====== Data extract ======

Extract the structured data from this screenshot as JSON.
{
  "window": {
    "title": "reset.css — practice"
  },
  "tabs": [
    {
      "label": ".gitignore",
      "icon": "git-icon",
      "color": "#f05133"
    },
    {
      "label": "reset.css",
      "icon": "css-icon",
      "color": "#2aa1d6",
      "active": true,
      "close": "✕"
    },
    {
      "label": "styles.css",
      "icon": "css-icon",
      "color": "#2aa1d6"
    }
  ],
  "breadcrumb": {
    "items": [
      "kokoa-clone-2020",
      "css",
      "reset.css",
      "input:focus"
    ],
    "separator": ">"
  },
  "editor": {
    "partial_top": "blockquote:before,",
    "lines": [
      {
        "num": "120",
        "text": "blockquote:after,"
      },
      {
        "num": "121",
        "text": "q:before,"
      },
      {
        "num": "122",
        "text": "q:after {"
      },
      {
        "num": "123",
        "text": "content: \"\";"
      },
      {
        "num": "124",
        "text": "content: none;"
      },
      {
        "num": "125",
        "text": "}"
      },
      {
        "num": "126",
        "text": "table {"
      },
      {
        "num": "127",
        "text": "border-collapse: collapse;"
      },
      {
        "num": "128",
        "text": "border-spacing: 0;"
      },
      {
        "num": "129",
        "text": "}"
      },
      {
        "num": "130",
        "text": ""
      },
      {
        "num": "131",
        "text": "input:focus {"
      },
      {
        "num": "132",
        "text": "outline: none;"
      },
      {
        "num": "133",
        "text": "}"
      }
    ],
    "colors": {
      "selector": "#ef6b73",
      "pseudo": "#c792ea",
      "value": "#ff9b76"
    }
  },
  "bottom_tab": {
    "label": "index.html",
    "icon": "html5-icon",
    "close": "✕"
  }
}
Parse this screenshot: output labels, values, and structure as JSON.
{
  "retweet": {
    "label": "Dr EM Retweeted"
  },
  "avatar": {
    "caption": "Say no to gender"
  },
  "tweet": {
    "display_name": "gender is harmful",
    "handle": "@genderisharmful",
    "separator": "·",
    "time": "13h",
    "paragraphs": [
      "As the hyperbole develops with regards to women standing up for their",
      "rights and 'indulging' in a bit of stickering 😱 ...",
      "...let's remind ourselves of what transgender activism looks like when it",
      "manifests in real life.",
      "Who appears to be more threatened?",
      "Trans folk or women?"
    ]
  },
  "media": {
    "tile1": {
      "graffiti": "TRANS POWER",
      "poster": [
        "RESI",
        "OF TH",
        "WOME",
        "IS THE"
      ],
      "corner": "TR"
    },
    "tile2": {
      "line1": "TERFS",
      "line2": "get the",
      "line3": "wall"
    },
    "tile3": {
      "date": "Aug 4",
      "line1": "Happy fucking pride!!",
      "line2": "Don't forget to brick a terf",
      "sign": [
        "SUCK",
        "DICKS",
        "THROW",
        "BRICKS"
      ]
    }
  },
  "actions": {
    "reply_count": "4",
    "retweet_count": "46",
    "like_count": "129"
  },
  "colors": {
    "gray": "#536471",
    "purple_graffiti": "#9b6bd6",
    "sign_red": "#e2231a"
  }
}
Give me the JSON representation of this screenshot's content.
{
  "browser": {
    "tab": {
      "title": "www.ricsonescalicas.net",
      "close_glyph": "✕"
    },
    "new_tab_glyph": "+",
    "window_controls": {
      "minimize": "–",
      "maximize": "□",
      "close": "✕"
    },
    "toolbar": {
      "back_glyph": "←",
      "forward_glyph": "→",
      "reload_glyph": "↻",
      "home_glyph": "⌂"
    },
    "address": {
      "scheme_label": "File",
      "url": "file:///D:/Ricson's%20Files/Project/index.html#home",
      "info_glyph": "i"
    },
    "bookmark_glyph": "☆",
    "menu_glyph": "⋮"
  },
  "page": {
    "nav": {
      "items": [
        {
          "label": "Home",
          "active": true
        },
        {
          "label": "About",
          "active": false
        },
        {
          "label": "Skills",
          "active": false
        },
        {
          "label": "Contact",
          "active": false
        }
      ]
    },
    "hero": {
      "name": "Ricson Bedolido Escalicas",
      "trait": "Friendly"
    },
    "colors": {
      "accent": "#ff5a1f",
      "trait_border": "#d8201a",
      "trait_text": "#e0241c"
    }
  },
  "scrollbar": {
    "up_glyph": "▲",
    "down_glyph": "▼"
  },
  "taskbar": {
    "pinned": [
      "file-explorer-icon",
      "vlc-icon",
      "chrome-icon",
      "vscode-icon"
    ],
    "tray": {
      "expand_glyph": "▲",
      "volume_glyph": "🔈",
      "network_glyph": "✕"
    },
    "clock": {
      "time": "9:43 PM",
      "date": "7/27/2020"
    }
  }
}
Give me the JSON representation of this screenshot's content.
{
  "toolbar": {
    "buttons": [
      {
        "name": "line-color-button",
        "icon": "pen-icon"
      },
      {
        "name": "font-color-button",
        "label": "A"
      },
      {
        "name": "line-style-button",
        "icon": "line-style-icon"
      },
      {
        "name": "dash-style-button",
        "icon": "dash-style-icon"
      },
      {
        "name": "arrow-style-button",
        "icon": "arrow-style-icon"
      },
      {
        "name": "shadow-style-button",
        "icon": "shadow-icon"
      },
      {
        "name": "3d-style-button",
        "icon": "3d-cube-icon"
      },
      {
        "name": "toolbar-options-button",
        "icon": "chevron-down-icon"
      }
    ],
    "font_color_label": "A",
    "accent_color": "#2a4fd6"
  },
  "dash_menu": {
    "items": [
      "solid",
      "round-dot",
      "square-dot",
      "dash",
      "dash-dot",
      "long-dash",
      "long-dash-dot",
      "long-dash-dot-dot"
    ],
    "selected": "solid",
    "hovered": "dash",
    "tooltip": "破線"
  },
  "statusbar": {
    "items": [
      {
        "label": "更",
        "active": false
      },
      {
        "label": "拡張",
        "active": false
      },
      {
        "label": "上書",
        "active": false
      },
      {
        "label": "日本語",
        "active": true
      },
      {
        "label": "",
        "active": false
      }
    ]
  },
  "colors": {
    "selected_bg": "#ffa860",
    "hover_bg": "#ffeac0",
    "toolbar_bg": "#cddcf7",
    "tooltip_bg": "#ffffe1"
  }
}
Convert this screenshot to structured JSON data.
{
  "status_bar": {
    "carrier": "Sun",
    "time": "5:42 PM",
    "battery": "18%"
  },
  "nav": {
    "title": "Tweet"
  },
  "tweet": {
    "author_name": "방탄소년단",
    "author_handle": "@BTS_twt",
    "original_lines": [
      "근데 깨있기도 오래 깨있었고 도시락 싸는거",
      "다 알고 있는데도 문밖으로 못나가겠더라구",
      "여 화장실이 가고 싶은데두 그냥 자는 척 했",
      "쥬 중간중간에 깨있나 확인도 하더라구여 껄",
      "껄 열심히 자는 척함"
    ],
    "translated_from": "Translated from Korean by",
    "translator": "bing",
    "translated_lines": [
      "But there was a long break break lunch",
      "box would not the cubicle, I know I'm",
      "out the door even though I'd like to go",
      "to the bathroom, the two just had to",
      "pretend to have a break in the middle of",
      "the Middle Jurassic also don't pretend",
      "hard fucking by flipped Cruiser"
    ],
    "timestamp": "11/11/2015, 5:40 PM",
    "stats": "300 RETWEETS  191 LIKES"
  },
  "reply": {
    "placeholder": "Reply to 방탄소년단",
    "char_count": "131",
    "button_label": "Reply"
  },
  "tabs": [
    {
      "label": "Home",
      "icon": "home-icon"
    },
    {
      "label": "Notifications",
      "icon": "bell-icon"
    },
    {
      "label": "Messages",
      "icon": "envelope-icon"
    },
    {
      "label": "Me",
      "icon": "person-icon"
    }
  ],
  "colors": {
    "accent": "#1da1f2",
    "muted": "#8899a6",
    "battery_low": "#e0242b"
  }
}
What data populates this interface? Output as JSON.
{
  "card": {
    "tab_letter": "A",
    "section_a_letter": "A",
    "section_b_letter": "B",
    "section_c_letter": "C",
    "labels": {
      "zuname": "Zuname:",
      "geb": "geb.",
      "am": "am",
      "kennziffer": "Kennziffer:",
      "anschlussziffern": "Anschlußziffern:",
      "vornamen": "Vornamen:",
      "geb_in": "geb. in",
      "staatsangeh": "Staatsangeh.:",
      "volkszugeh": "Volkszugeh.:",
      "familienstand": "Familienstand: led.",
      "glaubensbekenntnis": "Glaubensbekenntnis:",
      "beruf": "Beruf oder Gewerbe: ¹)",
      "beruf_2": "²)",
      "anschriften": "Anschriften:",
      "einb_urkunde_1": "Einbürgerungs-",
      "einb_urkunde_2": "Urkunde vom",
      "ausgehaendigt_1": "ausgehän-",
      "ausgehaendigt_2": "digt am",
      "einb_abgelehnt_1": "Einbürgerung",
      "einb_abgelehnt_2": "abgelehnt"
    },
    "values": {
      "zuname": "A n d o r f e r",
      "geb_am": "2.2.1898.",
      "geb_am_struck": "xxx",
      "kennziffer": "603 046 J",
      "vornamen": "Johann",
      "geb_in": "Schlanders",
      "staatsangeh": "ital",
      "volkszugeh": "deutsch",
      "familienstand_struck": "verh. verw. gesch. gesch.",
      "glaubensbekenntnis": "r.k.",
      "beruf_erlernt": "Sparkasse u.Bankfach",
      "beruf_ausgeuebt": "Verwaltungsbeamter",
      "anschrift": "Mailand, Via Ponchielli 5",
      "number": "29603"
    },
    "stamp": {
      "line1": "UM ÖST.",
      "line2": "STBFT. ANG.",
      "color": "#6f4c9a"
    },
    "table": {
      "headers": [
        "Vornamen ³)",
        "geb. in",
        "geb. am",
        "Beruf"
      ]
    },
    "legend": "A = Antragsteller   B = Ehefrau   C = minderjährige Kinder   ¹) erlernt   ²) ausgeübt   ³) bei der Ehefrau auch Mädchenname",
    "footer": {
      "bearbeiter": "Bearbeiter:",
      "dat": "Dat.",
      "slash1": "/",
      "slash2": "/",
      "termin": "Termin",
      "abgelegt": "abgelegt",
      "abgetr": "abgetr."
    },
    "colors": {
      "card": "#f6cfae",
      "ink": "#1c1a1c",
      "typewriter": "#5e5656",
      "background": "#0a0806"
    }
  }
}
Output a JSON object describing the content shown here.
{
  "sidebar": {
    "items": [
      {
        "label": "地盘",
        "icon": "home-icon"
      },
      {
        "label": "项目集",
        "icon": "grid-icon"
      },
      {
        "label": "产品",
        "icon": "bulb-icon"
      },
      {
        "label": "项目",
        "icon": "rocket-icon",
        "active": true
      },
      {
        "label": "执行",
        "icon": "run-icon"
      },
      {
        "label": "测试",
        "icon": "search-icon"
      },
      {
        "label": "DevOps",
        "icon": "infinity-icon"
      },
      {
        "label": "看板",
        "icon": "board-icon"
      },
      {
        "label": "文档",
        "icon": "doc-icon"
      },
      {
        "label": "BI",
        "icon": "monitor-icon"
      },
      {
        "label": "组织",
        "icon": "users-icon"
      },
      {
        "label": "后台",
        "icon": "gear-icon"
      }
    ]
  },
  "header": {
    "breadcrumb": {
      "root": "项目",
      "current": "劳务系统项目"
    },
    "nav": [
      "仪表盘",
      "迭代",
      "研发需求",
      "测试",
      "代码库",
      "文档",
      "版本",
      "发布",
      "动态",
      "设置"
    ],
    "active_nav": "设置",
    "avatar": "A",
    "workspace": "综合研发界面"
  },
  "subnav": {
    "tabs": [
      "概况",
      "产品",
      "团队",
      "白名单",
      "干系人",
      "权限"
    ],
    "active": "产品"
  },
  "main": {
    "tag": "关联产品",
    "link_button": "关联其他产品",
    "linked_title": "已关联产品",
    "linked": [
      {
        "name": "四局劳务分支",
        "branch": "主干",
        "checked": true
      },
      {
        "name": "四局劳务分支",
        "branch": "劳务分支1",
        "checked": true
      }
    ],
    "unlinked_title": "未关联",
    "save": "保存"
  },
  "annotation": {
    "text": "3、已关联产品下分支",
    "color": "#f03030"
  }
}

======

■ Given request: Check each line above for the string "women", then copy the ones that have it.

■ Solution to this task:
      "As the hyperbole develops with regards to women standing up for their",
      "Trans folk or women?"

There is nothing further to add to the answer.